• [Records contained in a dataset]
───

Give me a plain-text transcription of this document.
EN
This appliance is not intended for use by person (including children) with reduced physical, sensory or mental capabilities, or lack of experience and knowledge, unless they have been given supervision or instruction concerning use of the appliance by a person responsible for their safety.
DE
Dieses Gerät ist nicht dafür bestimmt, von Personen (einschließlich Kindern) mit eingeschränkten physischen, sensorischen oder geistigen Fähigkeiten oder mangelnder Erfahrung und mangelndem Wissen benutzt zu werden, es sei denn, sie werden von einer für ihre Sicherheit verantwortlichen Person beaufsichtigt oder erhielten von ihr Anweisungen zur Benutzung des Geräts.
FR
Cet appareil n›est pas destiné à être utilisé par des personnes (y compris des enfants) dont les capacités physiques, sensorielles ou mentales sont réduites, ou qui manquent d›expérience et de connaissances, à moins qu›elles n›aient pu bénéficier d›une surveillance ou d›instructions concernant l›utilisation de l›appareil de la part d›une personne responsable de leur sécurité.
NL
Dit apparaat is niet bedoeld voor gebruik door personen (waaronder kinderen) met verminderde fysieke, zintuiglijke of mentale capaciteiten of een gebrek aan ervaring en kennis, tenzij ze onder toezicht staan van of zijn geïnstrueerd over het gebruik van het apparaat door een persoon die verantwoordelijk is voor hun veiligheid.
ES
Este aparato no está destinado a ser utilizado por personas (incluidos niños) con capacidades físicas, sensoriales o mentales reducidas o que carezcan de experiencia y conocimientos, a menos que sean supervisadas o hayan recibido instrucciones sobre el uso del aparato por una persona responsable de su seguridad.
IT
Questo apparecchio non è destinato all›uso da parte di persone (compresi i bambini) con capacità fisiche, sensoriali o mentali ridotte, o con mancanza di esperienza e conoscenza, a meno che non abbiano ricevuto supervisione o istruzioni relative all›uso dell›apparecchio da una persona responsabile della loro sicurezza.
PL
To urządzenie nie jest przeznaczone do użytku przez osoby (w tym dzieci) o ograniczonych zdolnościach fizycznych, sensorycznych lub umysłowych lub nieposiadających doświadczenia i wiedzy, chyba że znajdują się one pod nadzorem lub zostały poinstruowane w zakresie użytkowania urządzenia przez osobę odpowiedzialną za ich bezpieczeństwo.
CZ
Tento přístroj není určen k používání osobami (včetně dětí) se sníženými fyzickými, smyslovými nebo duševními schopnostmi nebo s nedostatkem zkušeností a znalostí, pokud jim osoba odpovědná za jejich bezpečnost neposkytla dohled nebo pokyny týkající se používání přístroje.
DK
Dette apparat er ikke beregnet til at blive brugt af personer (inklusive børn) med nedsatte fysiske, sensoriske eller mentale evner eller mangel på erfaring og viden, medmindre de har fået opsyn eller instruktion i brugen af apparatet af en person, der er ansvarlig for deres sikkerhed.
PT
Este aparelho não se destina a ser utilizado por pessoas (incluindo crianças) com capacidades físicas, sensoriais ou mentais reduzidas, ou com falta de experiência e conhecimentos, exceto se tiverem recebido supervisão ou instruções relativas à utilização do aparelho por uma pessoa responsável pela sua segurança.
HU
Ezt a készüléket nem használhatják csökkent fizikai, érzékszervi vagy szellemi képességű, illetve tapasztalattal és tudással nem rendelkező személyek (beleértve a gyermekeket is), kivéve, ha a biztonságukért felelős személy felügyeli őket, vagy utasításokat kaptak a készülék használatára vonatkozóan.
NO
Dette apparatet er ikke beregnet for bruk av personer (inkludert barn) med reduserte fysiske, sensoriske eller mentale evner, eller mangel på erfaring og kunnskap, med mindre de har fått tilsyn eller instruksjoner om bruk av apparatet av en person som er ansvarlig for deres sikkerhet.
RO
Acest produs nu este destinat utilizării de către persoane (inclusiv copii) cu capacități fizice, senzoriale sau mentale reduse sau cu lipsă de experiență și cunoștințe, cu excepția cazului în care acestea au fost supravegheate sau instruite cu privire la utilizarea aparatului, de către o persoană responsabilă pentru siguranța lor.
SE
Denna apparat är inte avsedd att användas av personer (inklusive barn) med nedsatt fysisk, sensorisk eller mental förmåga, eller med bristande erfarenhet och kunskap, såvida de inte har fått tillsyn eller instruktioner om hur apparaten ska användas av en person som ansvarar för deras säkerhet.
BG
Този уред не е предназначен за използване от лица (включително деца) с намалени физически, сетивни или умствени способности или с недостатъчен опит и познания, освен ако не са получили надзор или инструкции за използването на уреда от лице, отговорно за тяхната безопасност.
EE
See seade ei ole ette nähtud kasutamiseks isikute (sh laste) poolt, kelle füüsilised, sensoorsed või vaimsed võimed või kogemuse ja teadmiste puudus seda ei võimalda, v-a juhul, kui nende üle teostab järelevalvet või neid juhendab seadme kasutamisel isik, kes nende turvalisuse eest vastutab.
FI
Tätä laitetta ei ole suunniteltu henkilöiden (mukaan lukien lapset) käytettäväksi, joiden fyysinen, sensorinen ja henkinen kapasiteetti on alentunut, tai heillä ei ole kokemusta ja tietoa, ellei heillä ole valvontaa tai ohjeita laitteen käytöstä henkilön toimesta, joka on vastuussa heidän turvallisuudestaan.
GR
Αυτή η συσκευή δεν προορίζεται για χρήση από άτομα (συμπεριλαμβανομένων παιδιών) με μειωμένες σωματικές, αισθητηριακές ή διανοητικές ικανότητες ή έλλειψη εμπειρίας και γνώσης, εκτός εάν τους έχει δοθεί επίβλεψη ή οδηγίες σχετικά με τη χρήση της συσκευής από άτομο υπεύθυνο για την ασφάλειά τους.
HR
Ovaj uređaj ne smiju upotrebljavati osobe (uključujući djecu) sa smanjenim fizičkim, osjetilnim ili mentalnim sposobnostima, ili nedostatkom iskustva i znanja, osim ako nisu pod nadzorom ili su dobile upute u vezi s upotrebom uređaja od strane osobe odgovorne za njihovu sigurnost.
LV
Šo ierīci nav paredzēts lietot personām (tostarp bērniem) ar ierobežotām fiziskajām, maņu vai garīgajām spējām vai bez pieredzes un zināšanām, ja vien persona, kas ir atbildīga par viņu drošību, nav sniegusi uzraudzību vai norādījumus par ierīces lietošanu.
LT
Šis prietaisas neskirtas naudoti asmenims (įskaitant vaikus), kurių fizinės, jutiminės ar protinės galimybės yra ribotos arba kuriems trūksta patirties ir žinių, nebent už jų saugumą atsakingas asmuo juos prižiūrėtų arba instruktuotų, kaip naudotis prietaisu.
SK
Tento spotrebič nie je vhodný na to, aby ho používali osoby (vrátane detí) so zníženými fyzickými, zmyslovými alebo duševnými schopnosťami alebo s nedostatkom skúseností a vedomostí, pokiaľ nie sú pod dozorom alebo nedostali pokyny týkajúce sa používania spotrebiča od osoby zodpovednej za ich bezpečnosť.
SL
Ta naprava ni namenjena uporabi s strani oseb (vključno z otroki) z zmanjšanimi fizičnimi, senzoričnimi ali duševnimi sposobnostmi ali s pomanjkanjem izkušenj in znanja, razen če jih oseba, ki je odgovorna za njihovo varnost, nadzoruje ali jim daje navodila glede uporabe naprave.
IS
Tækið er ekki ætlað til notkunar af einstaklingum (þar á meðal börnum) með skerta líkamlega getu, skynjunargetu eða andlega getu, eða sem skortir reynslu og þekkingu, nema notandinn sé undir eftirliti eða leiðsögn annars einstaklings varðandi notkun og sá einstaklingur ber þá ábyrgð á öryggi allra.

───

• [EXERCISE DIRECTIONS] A number is the only answer here: how many lines of the material above contain "Dette"?

• [EXERCISE RESULT] 2